**SET TASK:**
Each line that holds the word "this" counts once; report the total and nothing else.

======== MATERIAL TO PROCESS

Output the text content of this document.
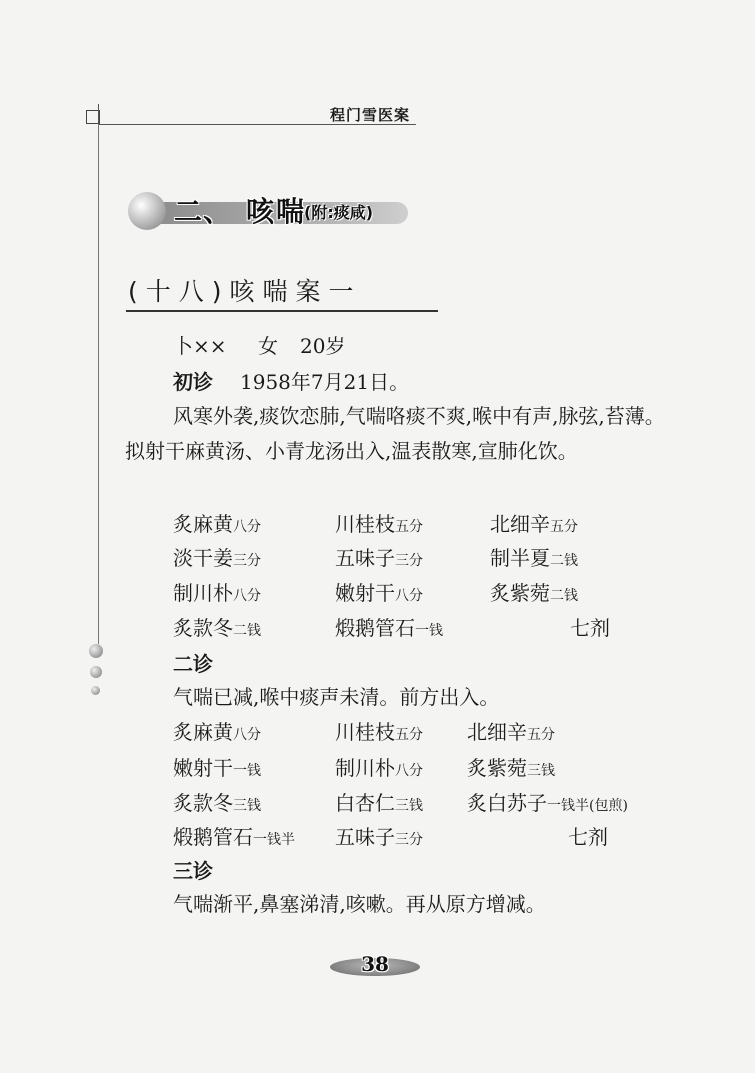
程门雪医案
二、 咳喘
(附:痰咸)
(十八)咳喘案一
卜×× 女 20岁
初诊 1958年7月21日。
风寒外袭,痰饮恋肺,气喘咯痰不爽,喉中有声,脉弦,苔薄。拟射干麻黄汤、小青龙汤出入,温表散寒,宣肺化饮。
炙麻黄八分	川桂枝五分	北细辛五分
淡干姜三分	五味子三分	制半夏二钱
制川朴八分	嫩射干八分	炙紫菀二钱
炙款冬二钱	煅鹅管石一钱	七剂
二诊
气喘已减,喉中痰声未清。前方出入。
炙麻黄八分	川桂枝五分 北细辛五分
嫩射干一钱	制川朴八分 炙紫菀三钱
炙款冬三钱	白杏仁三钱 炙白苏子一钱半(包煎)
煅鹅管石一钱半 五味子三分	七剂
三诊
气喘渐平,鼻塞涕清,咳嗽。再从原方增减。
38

================
======== MATERIAL TO PROCESS

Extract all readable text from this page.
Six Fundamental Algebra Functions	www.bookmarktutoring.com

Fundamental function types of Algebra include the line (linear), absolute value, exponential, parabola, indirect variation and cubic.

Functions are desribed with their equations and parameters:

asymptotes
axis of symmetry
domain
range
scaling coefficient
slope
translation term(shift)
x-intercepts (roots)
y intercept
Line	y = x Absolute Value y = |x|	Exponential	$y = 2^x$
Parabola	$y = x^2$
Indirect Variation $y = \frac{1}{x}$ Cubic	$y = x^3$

================

**EXERCISE SOLUTION:**
2